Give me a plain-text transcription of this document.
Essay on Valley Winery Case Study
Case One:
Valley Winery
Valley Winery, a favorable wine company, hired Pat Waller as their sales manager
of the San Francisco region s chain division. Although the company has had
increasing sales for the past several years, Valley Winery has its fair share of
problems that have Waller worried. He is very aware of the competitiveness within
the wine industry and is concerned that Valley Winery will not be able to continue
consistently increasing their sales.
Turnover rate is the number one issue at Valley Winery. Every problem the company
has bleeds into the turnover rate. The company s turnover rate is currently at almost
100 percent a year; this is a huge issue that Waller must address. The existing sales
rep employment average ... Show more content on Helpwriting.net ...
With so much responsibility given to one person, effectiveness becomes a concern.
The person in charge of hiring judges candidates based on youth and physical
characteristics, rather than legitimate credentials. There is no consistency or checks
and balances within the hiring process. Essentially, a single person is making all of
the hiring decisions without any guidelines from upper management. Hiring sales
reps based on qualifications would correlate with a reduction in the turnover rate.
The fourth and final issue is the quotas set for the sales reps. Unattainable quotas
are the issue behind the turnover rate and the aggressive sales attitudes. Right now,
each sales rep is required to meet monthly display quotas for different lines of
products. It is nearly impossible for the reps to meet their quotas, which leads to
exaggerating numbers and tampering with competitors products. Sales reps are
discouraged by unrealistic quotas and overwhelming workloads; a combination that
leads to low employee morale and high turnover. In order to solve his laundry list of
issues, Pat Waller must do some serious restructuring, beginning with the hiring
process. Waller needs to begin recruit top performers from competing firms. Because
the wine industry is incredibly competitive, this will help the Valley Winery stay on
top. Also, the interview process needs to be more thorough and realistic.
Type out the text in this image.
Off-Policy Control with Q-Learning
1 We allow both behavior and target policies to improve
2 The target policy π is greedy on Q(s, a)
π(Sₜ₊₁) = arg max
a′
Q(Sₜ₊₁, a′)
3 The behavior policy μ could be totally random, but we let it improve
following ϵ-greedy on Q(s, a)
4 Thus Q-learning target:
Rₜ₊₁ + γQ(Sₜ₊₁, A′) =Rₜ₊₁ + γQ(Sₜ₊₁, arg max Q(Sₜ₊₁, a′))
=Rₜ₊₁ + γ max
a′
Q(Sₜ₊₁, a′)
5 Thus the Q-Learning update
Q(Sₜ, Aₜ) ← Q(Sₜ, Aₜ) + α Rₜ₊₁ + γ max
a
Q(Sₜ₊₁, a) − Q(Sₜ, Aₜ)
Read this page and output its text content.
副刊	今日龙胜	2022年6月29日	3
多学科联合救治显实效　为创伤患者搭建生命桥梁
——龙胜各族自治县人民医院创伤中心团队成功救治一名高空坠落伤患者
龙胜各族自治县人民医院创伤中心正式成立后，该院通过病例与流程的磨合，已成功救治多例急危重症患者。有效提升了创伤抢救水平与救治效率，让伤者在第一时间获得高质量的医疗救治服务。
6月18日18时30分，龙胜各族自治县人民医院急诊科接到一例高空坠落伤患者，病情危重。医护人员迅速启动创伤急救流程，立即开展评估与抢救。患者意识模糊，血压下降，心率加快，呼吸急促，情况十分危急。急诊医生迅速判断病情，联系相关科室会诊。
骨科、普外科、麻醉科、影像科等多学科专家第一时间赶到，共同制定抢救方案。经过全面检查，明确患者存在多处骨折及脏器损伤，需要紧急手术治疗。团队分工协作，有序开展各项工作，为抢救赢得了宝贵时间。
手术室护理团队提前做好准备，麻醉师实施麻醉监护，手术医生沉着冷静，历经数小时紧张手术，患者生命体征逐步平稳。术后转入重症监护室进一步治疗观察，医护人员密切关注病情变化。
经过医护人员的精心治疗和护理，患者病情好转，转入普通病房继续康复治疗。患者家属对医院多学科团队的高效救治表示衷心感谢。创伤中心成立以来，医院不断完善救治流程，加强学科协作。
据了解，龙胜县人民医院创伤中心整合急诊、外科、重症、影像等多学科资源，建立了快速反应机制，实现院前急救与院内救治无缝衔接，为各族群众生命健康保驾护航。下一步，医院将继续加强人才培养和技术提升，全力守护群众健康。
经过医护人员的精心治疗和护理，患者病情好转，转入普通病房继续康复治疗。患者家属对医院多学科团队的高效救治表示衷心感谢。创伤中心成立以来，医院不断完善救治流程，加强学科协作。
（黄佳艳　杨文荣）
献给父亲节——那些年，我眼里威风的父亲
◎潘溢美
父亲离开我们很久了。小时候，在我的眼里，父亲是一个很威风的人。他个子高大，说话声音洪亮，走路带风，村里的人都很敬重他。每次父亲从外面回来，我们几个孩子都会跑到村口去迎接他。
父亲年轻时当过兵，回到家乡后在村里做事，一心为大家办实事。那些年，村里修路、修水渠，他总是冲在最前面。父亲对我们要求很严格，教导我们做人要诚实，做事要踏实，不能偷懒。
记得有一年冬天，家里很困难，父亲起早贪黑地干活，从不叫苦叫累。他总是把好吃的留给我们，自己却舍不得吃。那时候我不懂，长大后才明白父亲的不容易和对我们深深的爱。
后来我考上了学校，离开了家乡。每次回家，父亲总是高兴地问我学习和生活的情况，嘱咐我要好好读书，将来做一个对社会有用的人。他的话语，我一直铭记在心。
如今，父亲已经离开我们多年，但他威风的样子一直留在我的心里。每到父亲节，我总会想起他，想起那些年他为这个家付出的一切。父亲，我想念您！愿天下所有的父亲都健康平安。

::::::::::

Would you copy out each line exactly as written?

**Correct answer:**
Give me a plain-text transcription of this document.
Essay on Valley Winery Case Study
Case One:
Valley Winery
Valley Winery, a favorable wine company, hired Pat Waller as their sales manager
of the San Francisco region s chain division. Although the company has had
increasing sales for the past several years, Valley Winery has its fair share of
problems that have Waller worried. He is very aware of the competitiveness within
the wine industry and is concerned that Valley Winery will not be able to continue
consistently increasing their sales.
Turnover rate is the number one issue at Valley Winery. Every problem the company
has bleeds into the turnover rate. The company s turnover rate is currently at almost
100 percent a year; this is a huge issue that Waller must address. The existing sales
rep employment average ... Show more content on Helpwriting.net ...
With so much responsibility given to one person, effectiveness becomes a concern.
The person in charge of hiring judges candidates based on youth and physical
characteristics, rather than legitimate credentials. There is no consistency or checks
and balances within the hiring process. Essentially, a single person is making all of
the hiring decisions without any guidelines from upper management. Hiring sales
reps based on qualifications would correlate with a reduction in the turnover rate.
The fourth and final issue is the quotas set for the sales reps. Unattainable quotas
are the issue behind the turnover rate and the aggressive sales attitudes. Right now,
each sales rep is required to meet monthly display quotas for different lines of
products. It is nearly impossible for the reps to meet their quotas, which leads to
exaggerating numbers and tampering with competitors products. Sales reps are
discouraged by unrealistic quotas and overwhelming workloads; a combination that
leads to low employee morale and high turnover. In order to solve his laundry list of
issues, Pat Waller must do some serious restructuring, beginning with the hiring
process. Waller needs to begin recruit top performers from competing firms. Because
the wine industry is incredibly competitive, this will help the Valley Winery stay on
top. Also, the interview process needs to be more thorough and realistic.
Type out the text in this image.
Off-Policy Control with Q-Learning
1 We allow both behavior and target policies to improve
2 The target policy π is greedy on Q(s, a)
π(Sₜ₊₁) = arg max
a′
Q(Sₜ₊₁, a′)
3 The behavior policy μ could be totally random, but we let it improve
following ϵ-greedy on Q(s, a)
4 Thus Q-learning target:
Rₜ₊₁ + γQ(Sₜ₊₁, A′) =Rₜ₊₁ + γQ(Sₜ₊₁, arg max Q(Sₜ₊₁, a′))
=Rₜ₊₁ + γ max
a′
Q(Sₜ₊₁, a′)
5 Thus the Q-Learning update
Q(Sₜ, Aₜ) ← Q(Sₜ, Aₜ) + α Rₜ₊₁ + γ max
a
Q(Sₜ₊₁, a) − Q(Sₜ, Aₜ)
Read this page and output its text content.
副刊	今日龙胜	2022年6月29日	3
多学科联合救治显实效　为创伤患者搭建生命桥梁
——龙胜各族自治县人民医院创伤中心团队成功救治一名高空坠落伤患者
龙胜各族自治县人民医院创伤中心正式成立后，该院通过病例与流程的磨合，已成功救治多例急危重症患者。有效提升了创伤抢救水平与救治效率，让伤者在第一时间获得高质量的医疗救治服务。
6月18日18时30分，龙胜各族自治县人民医院急诊科接到一例高空坠落伤患者，病情危重。医护人员迅速启动创伤急救流程，立即开展评估与抢救。患者意识模糊，血压下降，心率加快，呼吸急促，情况十分危急。急诊医生迅速判断病情，联系相关科室会诊。
骨科、普外科、麻醉科、影像科等多学科专家第一时间赶到，共同制定抢救方案。经过全面检查，明确患者存在多处骨折及脏器损伤，需要紧急手术治疗。团队分工协作，有序开展各项工作，为抢救赢得了宝贵时间。
手术室护理团队提前做好准备，麻醉师实施麻醉监护，手术医生沉着冷静，历经数小时紧张手术，患者生命体征逐步平稳。术后转入重症监护室进一步治疗观察，医护人员密切关注病情变化。
经过医护人员的精心治疗和护理，患者病情好转，转入普通病房继续康复治疗。患者家属对医院多学科团队的高效救治表示衷心感谢。创伤中心成立以来，医院不断完善救治流程，加强学科协作。
据了解，龙胜县人民医院创伤中心整合急诊、外科、重症、影像等多学科资源，建立了快速反应机制，实现院前急救与院内救治无缝衔接，为各族群众生命健康保驾护航。下一步，医院将继续加强人才培养和技术提升，全力守护群众健康。
经过医护人员的精心治疗和护理，患者病情好转，转入普通病房继续康复治疗。患者家属对医院多学科团队的高效救治表示衷心感谢。创伤中心成立以来，医院不断完善救治流程，加强学科协作。
（黄佳艳　杨文荣）
献给父亲节——那些年，我眼里威风的父亲
◎潘溢美
父亲离开我们很久了。小时候，在我的眼里，父亲是一个很威风的人。他个子高大，说话声音洪亮，走路带风，村里的人都很敬重他。每次父亲从外面回来，我们几个孩子都会跑到村口去迎接他。
父亲年轻时当过兵，回到家乡后在村里做事，一心为大家办实事。那些年，村里修路、修水渠，他总是冲在最前面。父亲对我们要求很严格，教导我们做人要诚实，做事要踏实，不能偷懒。
记得有一年冬天，家里很困难，父亲起早贪黑地干活，从不叫苦叫累。他总是把好吃的留给我们，自己却舍不得吃。那时候我不懂，长大后才明白父亲的不容易和对我们深深的爱。
后来我考上了学校，离开了家乡。每次回家，父亲总是高兴地问我学习和生活的情况，嘱咐我要好好读书，将来做一个对社会有用的人。他的话语，我一直铭记在心。
如今，父亲已经离开我们多年，但他威风的样子一直留在我的心里。每到父亲节，我总会想起他，想起那些年他为这个家付出的一切。父亲，我想念您！愿天下所有的父亲都健康平安。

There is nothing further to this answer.